THE TASK: Only the number is wanted: how many lines contain the word "deviation"?

○ ○ ○ ○ ○ ○ ○

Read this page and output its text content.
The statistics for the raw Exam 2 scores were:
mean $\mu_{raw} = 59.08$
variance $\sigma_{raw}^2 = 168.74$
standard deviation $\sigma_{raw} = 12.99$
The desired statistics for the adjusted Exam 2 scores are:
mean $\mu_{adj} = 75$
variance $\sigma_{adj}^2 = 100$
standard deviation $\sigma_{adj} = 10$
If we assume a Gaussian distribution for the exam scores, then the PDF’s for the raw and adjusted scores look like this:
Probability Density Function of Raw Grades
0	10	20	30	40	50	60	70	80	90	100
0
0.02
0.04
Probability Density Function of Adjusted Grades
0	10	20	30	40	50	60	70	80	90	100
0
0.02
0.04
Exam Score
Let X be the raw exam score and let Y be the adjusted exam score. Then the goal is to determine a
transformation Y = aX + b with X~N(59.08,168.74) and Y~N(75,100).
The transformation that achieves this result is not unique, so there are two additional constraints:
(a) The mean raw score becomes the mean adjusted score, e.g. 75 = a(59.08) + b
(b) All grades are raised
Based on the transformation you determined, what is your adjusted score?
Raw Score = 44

○ ○ ○ ○ ○ ○ ○

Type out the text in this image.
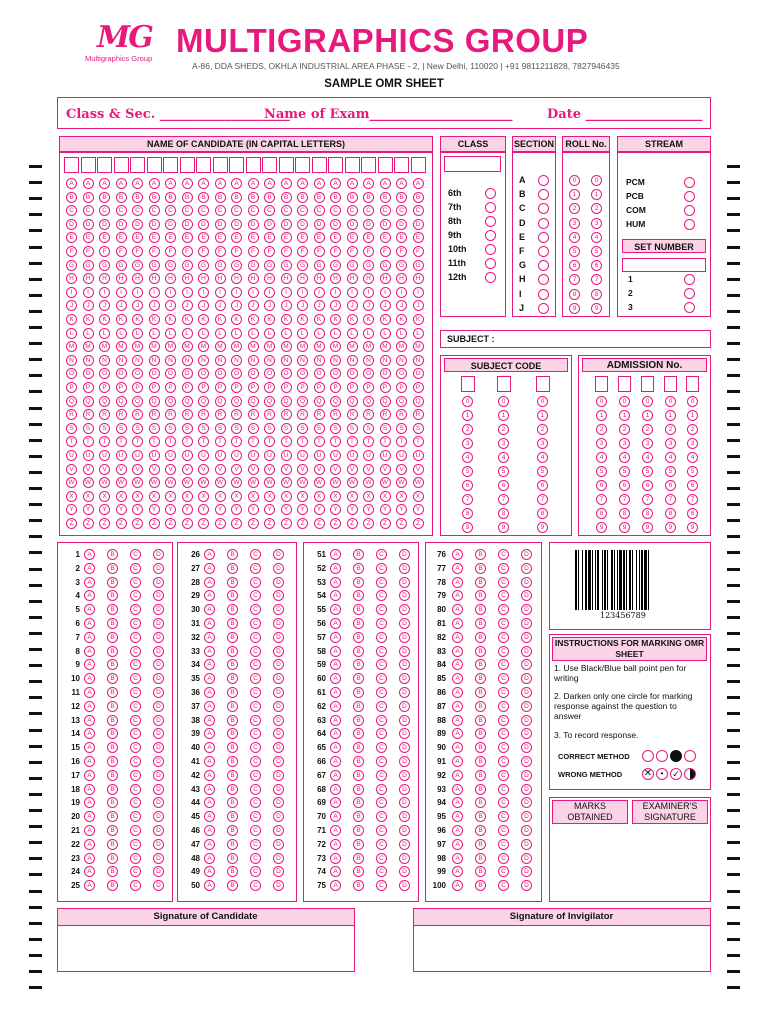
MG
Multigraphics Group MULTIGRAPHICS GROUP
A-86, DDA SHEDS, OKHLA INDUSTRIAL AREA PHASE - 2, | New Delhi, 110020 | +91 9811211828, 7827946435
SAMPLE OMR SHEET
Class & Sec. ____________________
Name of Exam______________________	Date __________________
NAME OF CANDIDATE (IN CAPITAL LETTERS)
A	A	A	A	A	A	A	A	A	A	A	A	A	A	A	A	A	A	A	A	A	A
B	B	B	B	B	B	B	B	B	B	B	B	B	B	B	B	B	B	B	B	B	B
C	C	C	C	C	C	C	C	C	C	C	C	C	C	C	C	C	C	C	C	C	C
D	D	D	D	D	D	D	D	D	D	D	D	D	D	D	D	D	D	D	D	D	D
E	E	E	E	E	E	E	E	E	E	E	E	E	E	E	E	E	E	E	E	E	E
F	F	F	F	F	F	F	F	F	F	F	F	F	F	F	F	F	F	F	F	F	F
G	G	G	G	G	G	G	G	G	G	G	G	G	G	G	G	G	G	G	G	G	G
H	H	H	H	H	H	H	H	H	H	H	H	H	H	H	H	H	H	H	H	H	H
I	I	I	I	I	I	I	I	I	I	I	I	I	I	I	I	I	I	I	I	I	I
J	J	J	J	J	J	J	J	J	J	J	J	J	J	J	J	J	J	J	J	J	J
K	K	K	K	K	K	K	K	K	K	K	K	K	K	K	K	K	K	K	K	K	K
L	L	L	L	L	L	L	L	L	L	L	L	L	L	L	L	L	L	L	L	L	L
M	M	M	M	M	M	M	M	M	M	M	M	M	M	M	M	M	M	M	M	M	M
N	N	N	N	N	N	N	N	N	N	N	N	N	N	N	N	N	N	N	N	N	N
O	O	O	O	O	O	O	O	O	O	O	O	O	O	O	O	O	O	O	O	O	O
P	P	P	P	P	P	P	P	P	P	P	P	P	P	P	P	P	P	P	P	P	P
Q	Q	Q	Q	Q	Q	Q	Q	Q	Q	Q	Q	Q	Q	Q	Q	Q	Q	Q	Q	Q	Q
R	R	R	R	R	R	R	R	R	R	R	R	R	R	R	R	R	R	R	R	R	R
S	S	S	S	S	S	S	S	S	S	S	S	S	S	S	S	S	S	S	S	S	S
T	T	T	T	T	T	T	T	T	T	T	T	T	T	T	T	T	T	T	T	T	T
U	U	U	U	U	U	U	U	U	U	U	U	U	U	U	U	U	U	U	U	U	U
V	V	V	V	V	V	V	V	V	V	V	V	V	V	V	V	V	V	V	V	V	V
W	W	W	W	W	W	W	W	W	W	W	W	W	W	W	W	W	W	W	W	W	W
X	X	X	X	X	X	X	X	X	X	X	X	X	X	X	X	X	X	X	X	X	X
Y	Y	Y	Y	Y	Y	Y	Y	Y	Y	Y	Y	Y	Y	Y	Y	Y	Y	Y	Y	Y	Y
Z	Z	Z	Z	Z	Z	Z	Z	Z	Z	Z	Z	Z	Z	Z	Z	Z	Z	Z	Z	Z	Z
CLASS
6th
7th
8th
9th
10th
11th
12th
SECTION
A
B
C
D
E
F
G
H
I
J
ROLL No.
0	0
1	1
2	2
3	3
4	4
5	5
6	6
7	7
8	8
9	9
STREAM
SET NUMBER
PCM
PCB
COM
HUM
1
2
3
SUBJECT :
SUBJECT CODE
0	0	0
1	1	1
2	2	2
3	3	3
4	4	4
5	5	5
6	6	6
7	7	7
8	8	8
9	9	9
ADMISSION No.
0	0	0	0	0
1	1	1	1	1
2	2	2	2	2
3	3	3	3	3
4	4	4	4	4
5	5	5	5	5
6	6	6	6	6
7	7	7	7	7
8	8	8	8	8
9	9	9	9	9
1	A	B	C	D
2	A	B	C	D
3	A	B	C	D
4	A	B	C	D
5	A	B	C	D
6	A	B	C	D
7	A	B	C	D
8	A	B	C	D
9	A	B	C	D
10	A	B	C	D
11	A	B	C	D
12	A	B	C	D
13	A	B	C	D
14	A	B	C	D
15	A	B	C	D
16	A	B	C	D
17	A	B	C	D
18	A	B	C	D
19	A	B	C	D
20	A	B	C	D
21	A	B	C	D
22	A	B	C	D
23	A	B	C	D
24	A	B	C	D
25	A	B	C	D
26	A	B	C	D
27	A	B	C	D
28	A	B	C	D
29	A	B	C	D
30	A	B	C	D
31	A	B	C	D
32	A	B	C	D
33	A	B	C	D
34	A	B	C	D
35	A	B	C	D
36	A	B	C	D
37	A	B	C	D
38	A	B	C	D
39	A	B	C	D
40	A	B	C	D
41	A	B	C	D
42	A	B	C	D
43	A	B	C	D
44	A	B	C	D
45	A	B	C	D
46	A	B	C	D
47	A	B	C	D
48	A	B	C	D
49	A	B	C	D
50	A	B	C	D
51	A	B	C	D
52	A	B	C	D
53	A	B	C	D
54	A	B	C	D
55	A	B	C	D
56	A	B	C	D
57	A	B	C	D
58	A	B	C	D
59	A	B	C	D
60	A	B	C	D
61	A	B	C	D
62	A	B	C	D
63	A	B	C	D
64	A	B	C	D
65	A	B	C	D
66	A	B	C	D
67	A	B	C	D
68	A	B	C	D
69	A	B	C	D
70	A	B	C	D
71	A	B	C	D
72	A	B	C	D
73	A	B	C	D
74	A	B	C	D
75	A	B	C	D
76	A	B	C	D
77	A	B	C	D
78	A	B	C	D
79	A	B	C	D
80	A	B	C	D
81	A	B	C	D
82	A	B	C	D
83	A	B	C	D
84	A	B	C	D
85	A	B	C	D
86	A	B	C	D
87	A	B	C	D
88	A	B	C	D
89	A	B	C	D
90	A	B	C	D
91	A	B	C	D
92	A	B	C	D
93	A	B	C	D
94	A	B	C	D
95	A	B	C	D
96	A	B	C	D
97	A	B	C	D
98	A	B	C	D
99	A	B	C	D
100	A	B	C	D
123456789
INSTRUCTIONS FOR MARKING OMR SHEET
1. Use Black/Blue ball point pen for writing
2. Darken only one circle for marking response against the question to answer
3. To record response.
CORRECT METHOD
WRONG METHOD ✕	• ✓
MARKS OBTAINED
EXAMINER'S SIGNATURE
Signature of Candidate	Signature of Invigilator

○ ○ ○ ○ ○ ○ ○

SOLUTION FOR THIS TASK: 2